■ **Your objective**
Copy the records below exactly, omitting any pictures they contain.

■ **Material for this task**
━━━━━━━━
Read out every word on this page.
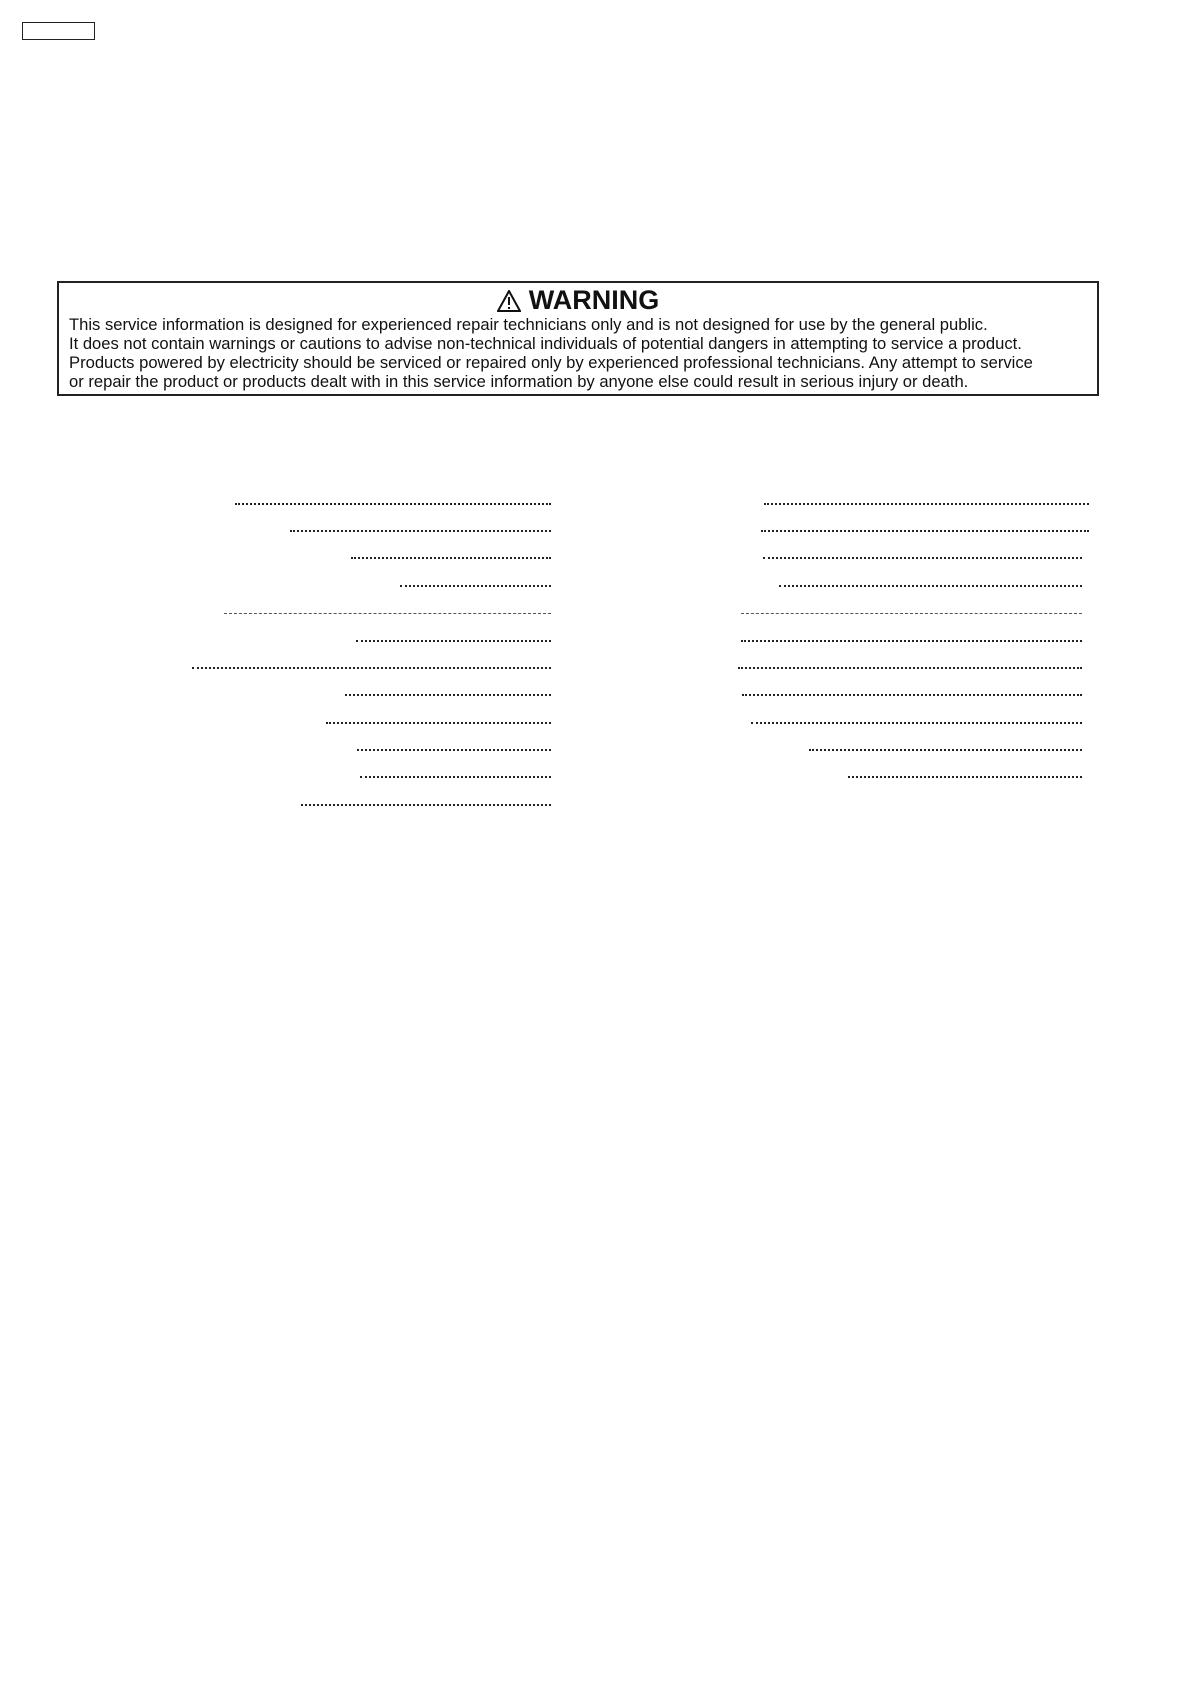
WARNING
This service information is designed for experienced repair technicians only and is not designed for use by the general public.
It does not contain warnings or cautions to advise non-technical individuals of potential dangers in attempting to service a product.
Products powered by electricity should be serviced or repaired only by experienced professional technicians. Any attempt to service
or repair the product or products dealt with in this service information by anyone else could result in serious injury or death.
━━━━━━━━
■ **Answer for the task**
Read out every word on this page.
WARNING
This service information is designed for experienced repair technicians only and is not designed for use by the general public.
It does not contain warnings or cautions to advise non-technical individuals of potential dangers in attempting to service a product.
Products powered by electricity should be serviced or repaired only by experienced professional technicians. Any attempt to service
or repair the product or products dealt with in this service information by anyone else could result in serious injury or death.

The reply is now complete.